::: Recorded data

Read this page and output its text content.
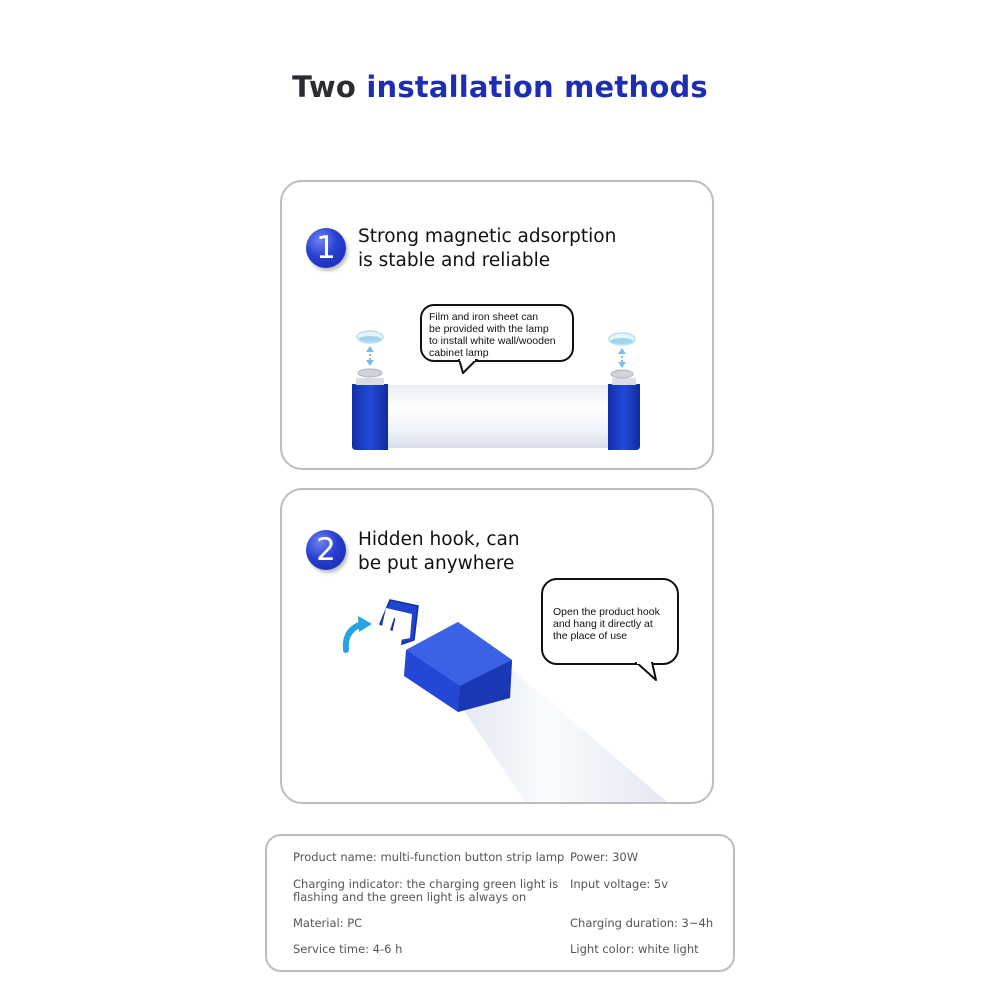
Two installation methods
1	Strong magnetic adsorption
is stable and reliable
Film and iron sheet can
be provided with the lamp
to install white wall/wooden
cabinet lamp
2	Hidden hook, can
be put anywhere
Open the product hook
and hang it directly at
the place of use
Product name: multi-function button strip lamp Power: 30W
Charging indicator: the charging green light is
flashing and the green light is always on
Input voltage: 5v
Material: PC	Charging duration: 3~4h
Service time: 4-6 h	Light color: white light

::::::

What is expected → Repeat all of the records verbatim, leaving out the pictures.

Exercise answer →
Read this page and output its text content.
Two installation methods
1	Strong magnetic adsorption
is stable and reliable
Film and iron sheet can
be provided with the lamp
to install white wall/wooden
cabinet lamp
2	Hidden hook, can
be put anywhere
Open the product hook
and hang it directly at
the place of use
Product name: multi-function button strip lamp Power: 30W
Charging indicator: the charging green light is
flashing and the green light is always on
Input voltage: 5v
Material: PC	Charging duration: 3~4h
Service time: 4-6 h	Light color: white light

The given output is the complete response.